Where a line holds the string "color", return that line.

• Information supplied

/---

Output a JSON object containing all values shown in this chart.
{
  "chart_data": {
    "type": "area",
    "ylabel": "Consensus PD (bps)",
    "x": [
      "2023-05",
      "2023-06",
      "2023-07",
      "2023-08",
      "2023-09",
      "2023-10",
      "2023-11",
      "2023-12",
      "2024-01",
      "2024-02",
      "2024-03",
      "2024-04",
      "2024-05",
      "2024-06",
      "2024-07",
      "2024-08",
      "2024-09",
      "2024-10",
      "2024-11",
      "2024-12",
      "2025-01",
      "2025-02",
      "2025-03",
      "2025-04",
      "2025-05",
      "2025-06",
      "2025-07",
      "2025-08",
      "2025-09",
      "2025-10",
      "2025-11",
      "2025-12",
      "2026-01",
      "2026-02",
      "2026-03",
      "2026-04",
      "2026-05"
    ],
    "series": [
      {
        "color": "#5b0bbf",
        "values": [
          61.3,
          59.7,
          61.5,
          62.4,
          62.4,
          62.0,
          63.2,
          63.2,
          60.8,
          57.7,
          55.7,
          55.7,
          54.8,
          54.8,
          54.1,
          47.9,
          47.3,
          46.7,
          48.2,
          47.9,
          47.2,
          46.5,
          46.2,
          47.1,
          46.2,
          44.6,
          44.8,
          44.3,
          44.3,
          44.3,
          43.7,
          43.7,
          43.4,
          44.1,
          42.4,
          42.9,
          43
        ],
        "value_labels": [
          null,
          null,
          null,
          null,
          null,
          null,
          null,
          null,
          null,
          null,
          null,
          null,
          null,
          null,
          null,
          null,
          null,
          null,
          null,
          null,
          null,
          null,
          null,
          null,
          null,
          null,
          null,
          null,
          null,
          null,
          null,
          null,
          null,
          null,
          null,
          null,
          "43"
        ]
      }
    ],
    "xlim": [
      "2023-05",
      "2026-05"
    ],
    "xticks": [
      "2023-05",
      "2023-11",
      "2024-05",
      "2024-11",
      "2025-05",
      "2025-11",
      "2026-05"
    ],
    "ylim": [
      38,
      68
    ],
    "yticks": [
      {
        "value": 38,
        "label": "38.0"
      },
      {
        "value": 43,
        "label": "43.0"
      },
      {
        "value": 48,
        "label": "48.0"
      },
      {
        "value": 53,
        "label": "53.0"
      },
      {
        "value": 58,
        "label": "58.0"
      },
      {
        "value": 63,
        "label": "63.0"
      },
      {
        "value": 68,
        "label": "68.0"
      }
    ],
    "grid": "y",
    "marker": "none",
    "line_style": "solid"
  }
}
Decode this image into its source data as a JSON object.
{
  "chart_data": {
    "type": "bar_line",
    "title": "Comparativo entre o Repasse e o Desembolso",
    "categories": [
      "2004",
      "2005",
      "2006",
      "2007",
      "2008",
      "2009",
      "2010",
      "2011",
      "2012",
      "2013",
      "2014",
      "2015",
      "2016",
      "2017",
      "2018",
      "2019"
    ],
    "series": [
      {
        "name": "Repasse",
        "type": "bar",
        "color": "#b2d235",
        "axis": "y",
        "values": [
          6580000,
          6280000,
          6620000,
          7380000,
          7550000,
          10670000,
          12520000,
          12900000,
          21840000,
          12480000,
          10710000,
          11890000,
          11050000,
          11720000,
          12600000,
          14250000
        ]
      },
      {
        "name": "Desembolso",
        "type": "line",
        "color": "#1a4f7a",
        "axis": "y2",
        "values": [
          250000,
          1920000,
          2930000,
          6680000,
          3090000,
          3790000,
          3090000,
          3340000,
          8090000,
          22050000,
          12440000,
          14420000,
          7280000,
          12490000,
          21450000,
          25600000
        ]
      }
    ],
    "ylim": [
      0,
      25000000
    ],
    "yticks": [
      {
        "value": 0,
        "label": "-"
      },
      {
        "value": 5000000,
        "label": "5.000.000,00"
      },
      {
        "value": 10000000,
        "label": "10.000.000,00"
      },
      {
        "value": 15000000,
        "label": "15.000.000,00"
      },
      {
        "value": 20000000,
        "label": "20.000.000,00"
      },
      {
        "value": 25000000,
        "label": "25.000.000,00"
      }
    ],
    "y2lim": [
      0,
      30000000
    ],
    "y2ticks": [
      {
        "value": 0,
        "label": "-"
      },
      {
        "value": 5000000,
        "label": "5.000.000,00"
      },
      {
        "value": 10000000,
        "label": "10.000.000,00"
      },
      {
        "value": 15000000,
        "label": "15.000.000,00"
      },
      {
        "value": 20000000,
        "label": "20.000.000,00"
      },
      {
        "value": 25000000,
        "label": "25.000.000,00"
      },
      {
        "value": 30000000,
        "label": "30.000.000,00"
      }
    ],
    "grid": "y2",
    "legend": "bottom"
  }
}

\---

• Expected output
        "color": "#5b0bbf",
        "color": "#b2d235",
        "color": "#1a4f7a",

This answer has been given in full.